PROBLEM STATEMENT:
Search the material for the string "icon", then return every line where it is found.
begin
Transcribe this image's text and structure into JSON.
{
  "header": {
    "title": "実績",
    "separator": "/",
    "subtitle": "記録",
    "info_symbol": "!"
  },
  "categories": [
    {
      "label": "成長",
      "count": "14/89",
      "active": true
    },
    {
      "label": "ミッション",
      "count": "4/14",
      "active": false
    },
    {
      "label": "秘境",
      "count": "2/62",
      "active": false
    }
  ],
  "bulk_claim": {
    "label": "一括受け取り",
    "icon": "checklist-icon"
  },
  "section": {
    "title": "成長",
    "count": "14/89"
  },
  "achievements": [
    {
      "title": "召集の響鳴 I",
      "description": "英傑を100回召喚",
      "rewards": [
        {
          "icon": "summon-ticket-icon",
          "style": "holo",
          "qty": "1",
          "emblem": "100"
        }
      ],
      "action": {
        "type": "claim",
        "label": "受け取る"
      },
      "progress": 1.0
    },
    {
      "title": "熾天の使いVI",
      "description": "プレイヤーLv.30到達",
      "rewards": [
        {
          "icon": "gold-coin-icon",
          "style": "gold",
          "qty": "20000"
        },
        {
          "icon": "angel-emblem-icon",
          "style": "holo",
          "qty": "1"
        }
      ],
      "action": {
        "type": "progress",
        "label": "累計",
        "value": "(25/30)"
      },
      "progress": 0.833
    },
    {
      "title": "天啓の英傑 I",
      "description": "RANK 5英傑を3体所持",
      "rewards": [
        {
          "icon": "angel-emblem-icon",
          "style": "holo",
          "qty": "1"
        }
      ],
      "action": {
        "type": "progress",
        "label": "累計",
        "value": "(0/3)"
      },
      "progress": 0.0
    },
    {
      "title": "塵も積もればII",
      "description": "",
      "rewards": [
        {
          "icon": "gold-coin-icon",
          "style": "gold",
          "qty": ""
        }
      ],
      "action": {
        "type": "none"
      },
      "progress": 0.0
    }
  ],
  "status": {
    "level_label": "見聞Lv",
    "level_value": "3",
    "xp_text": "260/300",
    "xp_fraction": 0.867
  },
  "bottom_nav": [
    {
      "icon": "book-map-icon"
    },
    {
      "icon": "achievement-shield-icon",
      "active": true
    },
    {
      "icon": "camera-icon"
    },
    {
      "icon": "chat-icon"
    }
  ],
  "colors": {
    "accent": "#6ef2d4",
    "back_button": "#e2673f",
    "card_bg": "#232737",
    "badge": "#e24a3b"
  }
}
end
TASK RESULT:
    "icon": "checklist-icon"
          "icon": "summon-ticket-icon",
          "icon": "gold-coin-icon",
          "icon": "angel-emblem-icon",
          "icon": "angel-emblem-icon",
          "icon": "gold-coin-icon",
      "icon": "book-map-icon"
      "icon": "achievement-shield-icon",
      "icon": "camera-icon"
      "icon": "chat-icon"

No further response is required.